- _Instructions to follow_
Scan the data. Collect each line that contains the word "Nutzerbereiche".

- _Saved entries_
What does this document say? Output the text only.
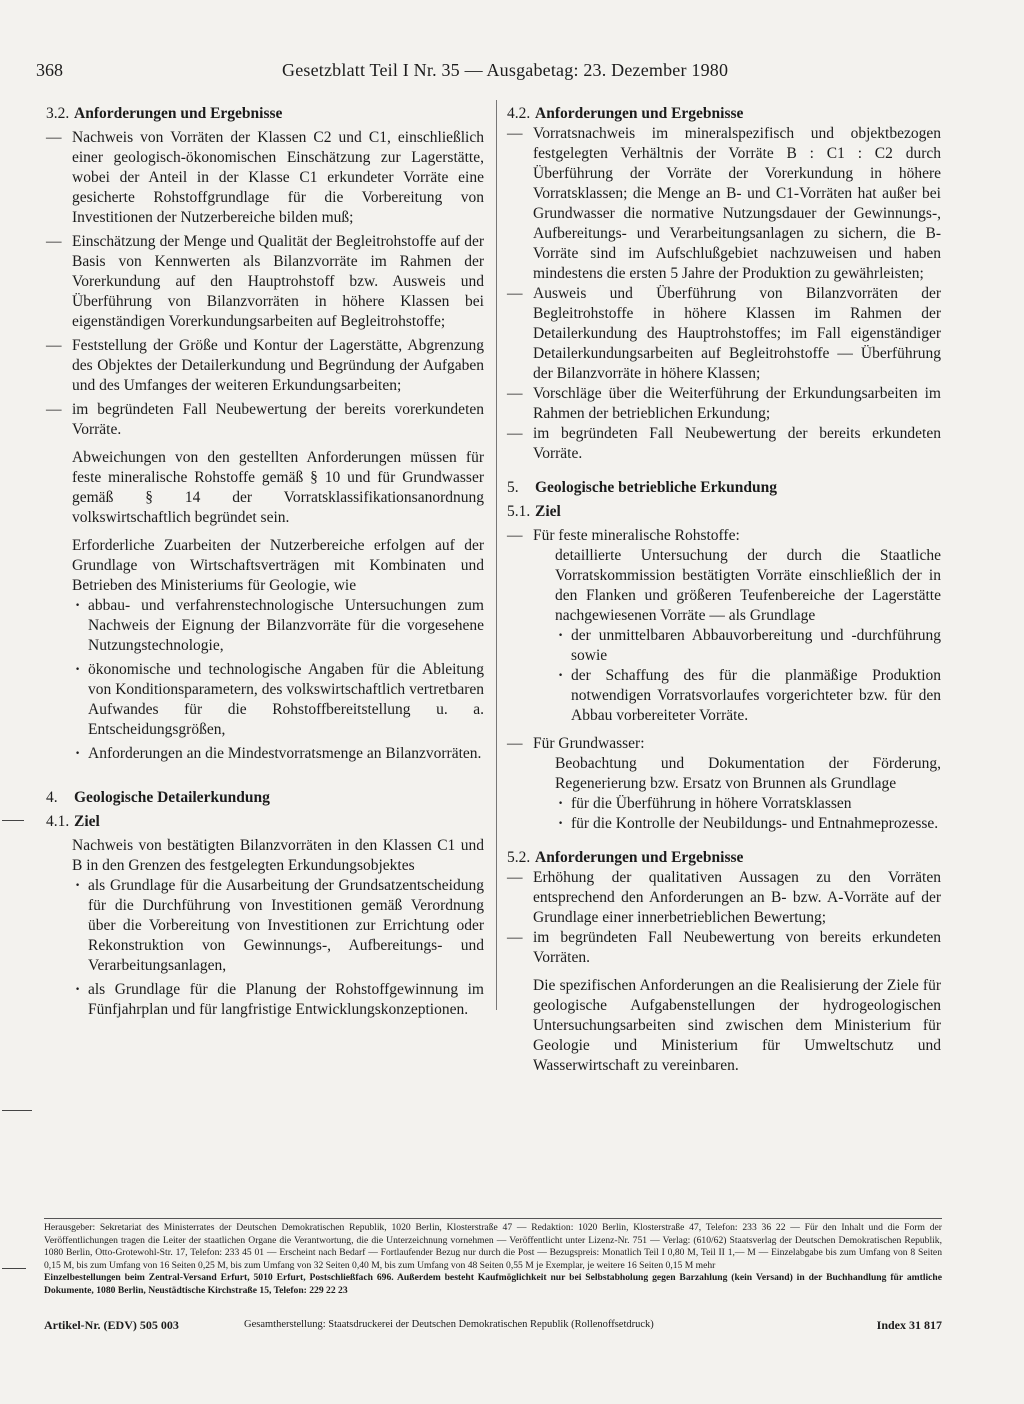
368	Gesetzblatt Teil I Nr. 35 — Ausgabetag: 23. Dezember 1980

3.2. Anforderungen und Ergebnisse

— Nachweis von Vorräten der Klassen C2 und C1, einschließlich einer geologisch-ökonomischen Einschätzung zur Lagerstätte, wobei der Anteil in der Klasse C1 erkundeter Vorräte eine gesicherte Rohstoffgrundlage für die Vorbereitung von Investitionen der Nutzerbereiche bilden muß;

— Einschätzung der Menge und Qualität der Begleitrohstoffe auf der Basis von Kennwerten als Bilanzvorräte im Rahmen der Vorerkundung auf den Hauptrohstoff bzw. Ausweis und Überführung von Bilanzvorräten in höhere Klassen bei eigenständigen Vorerkundungsarbeiten auf Begleitrohstoffe;

— Feststellung der Größe und Kontur der Lagerstätte, Abgrenzung des Objektes der Detailerkundung und Begründung der Aufgaben und des Umfanges der weiteren Erkundungsarbeiten;

— im begründeten Fall Neubewertung der bereits vorerkundeten Vorräte.

Abweichungen von den gestellten Anforderungen müssen für feste mineralische Rohstoffe gemäß § 10 und für Grundwasser gemäß § 14 der Vorratsklassifikationsanordnung volkswirtschaftlich begründet sein.

Erforderliche Zuarbeiten der Nutzerbereiche erfolgen auf der Grundlage von Wirtschaftsverträgen mit Kombinaten und Betrieben des Ministeriums für Geologie, wie

· abbau- und verfahrenstechnologische Untersuchungen zum Nachweis der Eignung der Bilanzvorräte für die vorgesehene Nutzungstechnologie,

· ökonomische und technologische Angaben für die Ableitung von Konditionsparametern, des volkswirtschaftlich vertretbaren Aufwandes für die Rohstoffbereitstellung u. a. Entscheidungsgrößen,

· Anforderungen an die Mindestvorratsmenge an Bilanzvorräten.

4. Geologische Detailerkundung

4.1. Ziel

Nachweis von bestätigten Bilanzvorräten in den Klassen C1 und B in den Grenzen des festgelegten Erkundungsobjektes

· als Grundlage für die Ausarbeitung der Grundsatzentscheidung für die Durchführung von Investitionen gemäß Verordnung über die Vorbereitung von Investitionen zur Errichtung oder Rekonstruktion von Gewinnungs-, Aufbereitungs- und Verarbeitungsanlagen,

· als Grundlage für die Planung der Rohstoffgewinnung im Fünfjahrplan und für langfristige Entwicklungskonzeptionen.

4.2. Anforderungen und Ergebnisse

— Vorratsnachweis im mineralspezifisch und objektbezogen festgelegten Verhältnis der Vorräte B : C1 : C2 durch Überführung der Vorräte der Vorerkundung in höhere Vorratsklassen; die Menge an B- und C1-Vorräten hat außer bei Grundwasser die normative Nutzungsdauer der Gewinnungs-, Aufbereitungs- und Verarbeitungsanlagen zu sichern, die B-Vorräte sind im Aufschlußgebiet nachzuweisen und haben mindestens die ersten 5 Jahre der Produktion zu gewährleisten;

— Ausweis und Überführung von Bilanzvorräten der Begleitrohstoffe in höhere Klassen im Rahmen der Detailerkundung des Hauptrohstoffes; im Fall eigenständiger Detailerkundungsarbeiten auf Begleitrohstoffe — Überführung der Bilanzvorräte in höhere Klassen;

— Vorschläge über die Weiterführung der Erkundungsarbeiten im Rahmen der betrieblichen Erkundung;

— im begründeten Fall Neubewertung der bereits erkundeten Vorräte.

5. Geologische betriebliche Erkundung

5.1. Ziel

— Für feste mineralische Rohstoffe:

detaillierte Untersuchung der durch die Staatliche Vorratskommission bestätigten Vorräte einschließlich der in den Flanken und größeren Teufenbereiche der Lagerstätte nachgewiesenen Vorräte — als Grundlage

· der unmittelbaren Abbauvorbereitung und -durchführung sowie

· der Schaffung des für die planmäßige Produktion notwendigen Vorratsvorlaufes vorgerichteter bzw. für den Abbau vorbereiteter Vorräte.

— Für Grundwasser:

Beobachtung und Dokumentation der Förderung, Regenerierung bzw. Ersatz von Brunnen als Grundlage

· für die Überführung in höhere Vorratsklassen

· für die Kontrolle der Neubildungs- und Entnahmeprozesse.

5.2. Anforderungen und Ergebnisse

— Erhöhung der qualitativen Aussagen zu den Vorräten entsprechend den Anforderungen an B- bzw. A-Vorräte auf der Grundlage einer innerbetrieblichen Bewertung;

— im begründeten Fall Neubewertung von bereits erkundeten Vorräten.

Die spezifischen Anforderungen an die Realisierung der Ziele für geologische Aufgabenstellungen der hydrogeologischen Untersuchungsarbeiten sind zwischen dem Ministerium für Geologie und Ministerium für Umweltschutz und Wasserwirtschaft zu vereinbaren.

Herausgeber: Sekretariat des Ministerrates der Deutschen Demokratischen Republik, 1020 Berlin, Klosterstraße 47 — Redaktion: 1020 Berlin, Klosterstraße 47, Telefon: 233 36 22 — Für den Inhalt und die Form der Veröffentlichungen tragen die Leiter der staatlichen Organe die Verantwortung, die die Unterzeichnung vornehmen — Veröffentlicht unter Lizenz-Nr. 751 — Verlag: (610/62) Staatsverlag der Deutschen Demokratischen Republik, 1080 Berlin, Otto-Grotewohl-Str. 17, Telefon: 233 45 01 — Erscheint nach Bedarf — Fortlaufender Bezug nur durch die Post — Bezugspreis: Monatlich Teil I 0,80 M, Teil II 1,— M — Einzelabgabe bis zum Umfang von 8 Seiten 0,15 M, bis zum Umfang von 16 Seiten 0,25 M, bis zum Umfang von 32 Seiten 0,40 M, bis zum Umfang von 48 Seiten 0,55 M je Exemplar, je weitere 16 Seiten 0,15 M mehr
Einzelbestellungen beim Zentral-Versand Erfurt, 5010 Erfurt, Postschließfach 696. Außerdem besteht Kaufmöglichkeit nur bei Selbstabholung gegen Barzahlung (kein Versand) in der Buchhandlung für amtliche Dokumente, 1080 Berlin, Neustädtische Kirchstraße 15, Telefon: 229 22 23
Artikel-Nr. (EDV) 505 003	Gesamtherstellung: Staatsdruckerei der Deutschen Demokratischen Republik (Rollenoffsetdruck)	Index 31 817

- _Exercise output_
— Nachweis von Vorräten der Klassen C2 und C1, einschließlich einer geologisch-ökonomischen Einschätzung zur Lagerstätte, wobei der Anteil in der Klasse C1 erkundeter Vorräte eine gesicherte Rohstoffgrundlage für die Vorbereitung von Investitionen der Nutzerbereiche bilden muß;
Erforderliche Zuarbeiten der Nutzerbereiche erfolgen auf der Grundlage von Wirtschaftsverträgen mit Kombinaten und Betrieben des Ministeriums für Geologie, wie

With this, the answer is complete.